◆ WHAT YOU ARE ASKED TO DO ◆
Go through the data below and gather each line containing "dicere".

(Saved data entries)
**********

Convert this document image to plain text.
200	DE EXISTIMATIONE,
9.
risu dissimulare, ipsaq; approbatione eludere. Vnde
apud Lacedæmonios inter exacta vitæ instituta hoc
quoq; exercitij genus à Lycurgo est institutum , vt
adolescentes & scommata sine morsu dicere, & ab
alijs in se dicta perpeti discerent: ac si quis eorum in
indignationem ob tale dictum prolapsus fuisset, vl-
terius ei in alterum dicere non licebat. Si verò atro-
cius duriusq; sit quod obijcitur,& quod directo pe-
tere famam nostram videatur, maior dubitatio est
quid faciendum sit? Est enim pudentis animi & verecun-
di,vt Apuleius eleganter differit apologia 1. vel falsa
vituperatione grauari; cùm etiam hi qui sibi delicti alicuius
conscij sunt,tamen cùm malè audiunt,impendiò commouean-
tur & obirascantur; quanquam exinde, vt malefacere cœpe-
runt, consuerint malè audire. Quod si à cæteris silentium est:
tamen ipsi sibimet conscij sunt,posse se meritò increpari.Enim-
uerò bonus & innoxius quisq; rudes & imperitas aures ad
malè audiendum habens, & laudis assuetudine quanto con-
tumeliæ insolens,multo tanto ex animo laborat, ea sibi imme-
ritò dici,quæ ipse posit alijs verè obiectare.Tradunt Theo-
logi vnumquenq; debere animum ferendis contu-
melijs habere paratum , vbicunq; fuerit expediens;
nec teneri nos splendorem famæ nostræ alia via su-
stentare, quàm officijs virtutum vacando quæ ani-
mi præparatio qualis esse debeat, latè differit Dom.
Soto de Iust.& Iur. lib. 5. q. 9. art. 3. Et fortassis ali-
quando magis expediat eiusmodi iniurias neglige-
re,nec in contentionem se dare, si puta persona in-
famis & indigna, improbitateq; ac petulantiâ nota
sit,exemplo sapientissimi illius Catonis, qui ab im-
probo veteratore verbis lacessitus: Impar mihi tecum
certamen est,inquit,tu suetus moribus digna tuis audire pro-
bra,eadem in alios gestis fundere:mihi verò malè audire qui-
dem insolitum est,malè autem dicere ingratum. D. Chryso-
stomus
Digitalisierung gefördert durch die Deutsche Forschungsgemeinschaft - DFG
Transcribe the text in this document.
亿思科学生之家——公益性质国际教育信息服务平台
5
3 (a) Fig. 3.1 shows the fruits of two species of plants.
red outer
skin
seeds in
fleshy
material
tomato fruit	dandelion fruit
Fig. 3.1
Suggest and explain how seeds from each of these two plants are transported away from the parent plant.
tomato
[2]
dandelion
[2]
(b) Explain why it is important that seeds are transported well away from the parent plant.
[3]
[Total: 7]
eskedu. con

**********

◆ TASK OUTPUT ◆
adolescentes & scommata sine morsu dicere, & ab
terius ei in alterum dicere non licebat. Si verò atro-
dem insolitum est,malè autem dicere ingratum. D. Chryso-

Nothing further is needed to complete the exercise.